WHAT IS BEING ASKED –
Transcribe everything in the data word for word. Pictures are left out.

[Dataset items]
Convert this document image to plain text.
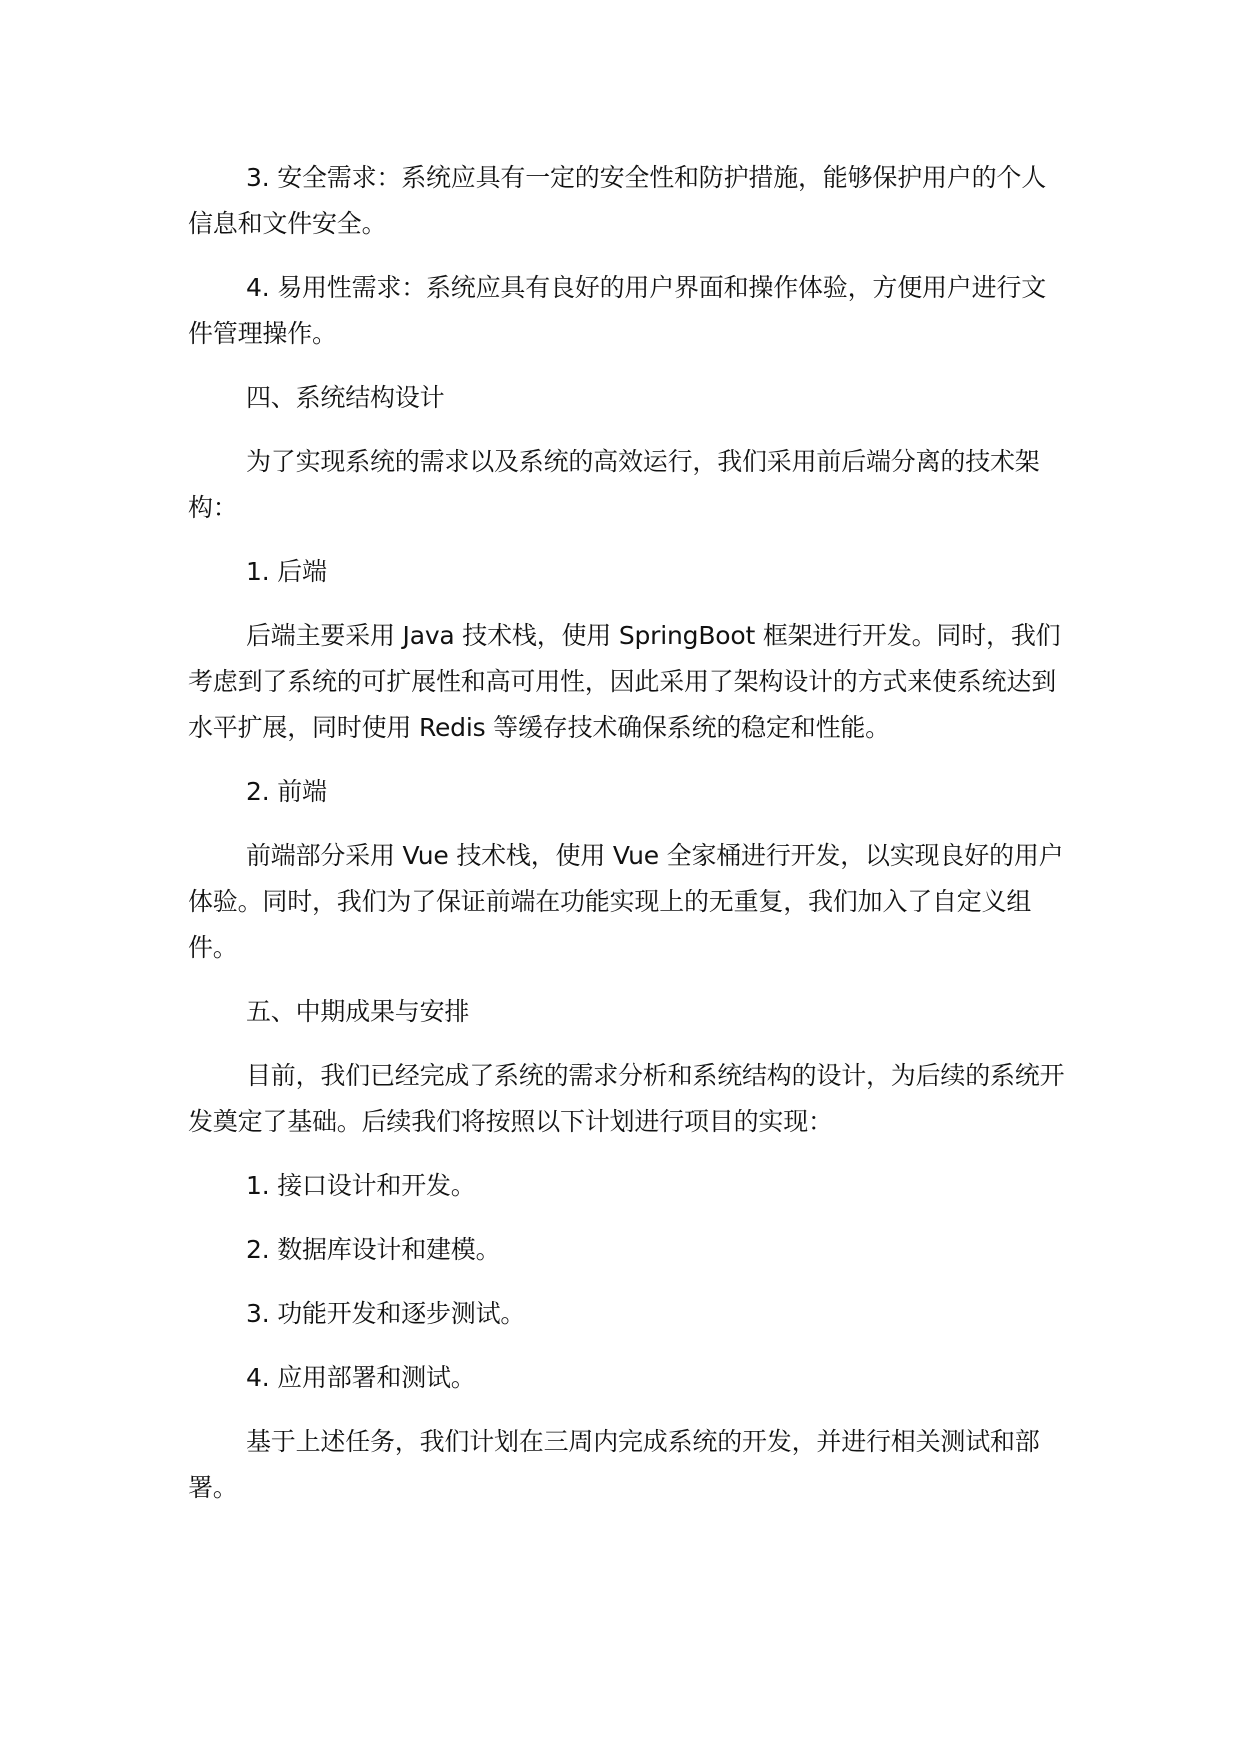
3. 安全需求：系统应具有一定的安全性和防护措施，能够保护用户的个人信息和文件安全。

4. 易用性需求：系统应具有良好的用户界面和操作体验，方便用户进行文件管理操作。

四、系统结构设计

为了实现系统的需求以及系统的高效运行，我们采用前后端分离的技术架构：

1. 后端

后端主要采用 Java 技术栈，使用 SpringBoot 框架进行开发。同时，我们考虑到了系统的可扩展性和高可用性，因此采用了架构设计的方式来使系统达到水平扩展，同时使用 Redis 等缓存技术确保系统的稳定和性能。

2. 前端

前端部分采用 Vue 技术栈，使用 Vue 全家桶进行开发，以实现良好的用户体验。同时，我们为了保证前端在功能实现上的无重复，我们加入了自定义组件。

五、中期成果与安排

目前，我们已经完成了系统的需求分析和系统结构的设计，为后续的系统开发奠定了基础。后续我们将按照以下计划进行项目的实现：

1. 接口设计和开发。

2. 数据库设计和建模。

3. 功能开发和逐步测试。

4. 应用部署和测试。

基于上述任务，我们计划在三周内完成系统的开发，并进行相关测试和部署。
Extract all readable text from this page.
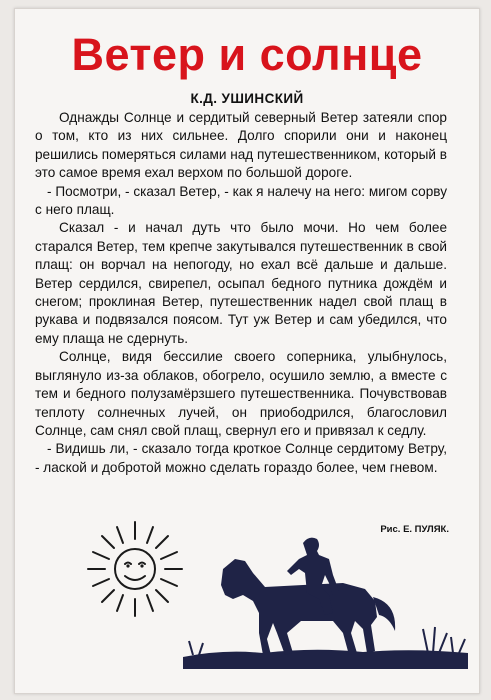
Ветер и солнце
К.Д. УШИНСКИЙ

Однажды Солнце и сердитый северный Ветер затеяли спор о том, кто из них сильнее. Долго спорили они и наконец решились померяться силами над путешественником, который в это самое время ехал верхом по большой дороге.

- Посмотри, - сказал Ветер, - как я налечу на него: мигом сорву с него плащ.

Сказал - и начал дуть что было мочи. Но чем более старался Ветер, тем крепче закутывался путешественник в свой плащ: он ворчал на непогоду, но ехал всё дальше и дальше. Ветер сердился, свирепел, осыпал бедного путника дождём и снегом; проклиная Ветер, путешественник надел свой плащ в рукава и подвязался поясом. Тут уж Ветер и сам убедился, что ему плаща не сдернуть.

Солнце, видя бессилие своего соперника, улыбнулось, выглянуло из-за облаков, обогрело, осушило землю, а вместе с тем и бедного полузамёрзшего путешественника. Почувствовав теплоту солнечных лучей, он приободрился, благословил Солнце, сам снял свой плащ, свернул его и привязал к седлу.

- Видишь ли, - сказало тогда кроткое Солнце сердитому Ветру, - лаской и добротой можно сделать гораздо более, чем гневом.

Рис. Е. ПУЛЯК.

ANSWER FOR THE TASK –
Convert this document image to plain text.
3. 安全需求：系统应具有一定的安全性和防护措施，能够保护用户的个人信息和文件安全。

4. 易用性需求：系统应具有良好的用户界面和操作体验，方便用户进行文件管理操作。

四、系统结构设计

为了实现系统的需求以及系统的高效运行，我们采用前后端分离的技术架构：

1. 后端

后端主要采用 Java 技术栈，使用 SpringBoot 框架进行开发。同时，我们考虑到了系统的可扩展性和高可用性，因此采用了架构设计的方式来使系统达到水平扩展，同时使用 Redis 等缓存技术确保系统的稳定和性能。

2. 前端

前端部分采用 Vue 技术栈，使用 Vue 全家桶进行开发，以实现良好的用户体验。同时，我们为了保证前端在功能实现上的无重复，我们加入了自定义组件。

五、中期成果与安排

目前，我们已经完成了系统的需求分析和系统结构的设计，为后续的系统开发奠定了基础。后续我们将按照以下计划进行项目的实现：

1. 接口设计和开发。

2. 数据库设计和建模。

3. 功能开发和逐步测试。

4. 应用部署和测试。

基于上述任务，我们计划在三周内完成系统的开发，并进行相关测试和部署。
Extract all readable text from this page.
Ветер и солнце
К.Д. УШИНСКИЙ

Однажды Солнце и сердитый северный Ветер затеяли спор о том, кто из них сильнее. Долго спорили они и наконец решились померяться силами над путешественником, который в это самое время ехал верхом по большой дороге.

- Посмотри, - сказал Ветер, - как я налечу на него: мигом сорву с него плащ.

Сказал - и начал дуть что было мочи. Но чем более старался Ветер, тем крепче закутывался путешественник в свой плащ: он ворчал на непогоду, но ехал всё дальше и дальше. Ветер сердился, свирепел, осыпал бедного путника дождём и снегом; проклиная Ветер, путешественник надел свой плащ в рукава и подвязался поясом. Тут уж Ветер и сам убедился, что ему плаща не сдернуть.

Солнце, видя бессилие своего соперника, улыбнулось, выглянуло из-за облаков, обогрело, осушило землю, а вместе с тем и бедного полузамёрзшего путешественника. Почувствовав теплоту солнечных лучей, он приободрился, благословил Солнце, сам снял свой плащ, свернул его и привязал к седлу.

- Видишь ли, - сказало тогда кроткое Солнце сердитому Ветру, - лаской и добротой можно сделать гораздо более, чем гневом.

Рис. Е. ПУЛЯК.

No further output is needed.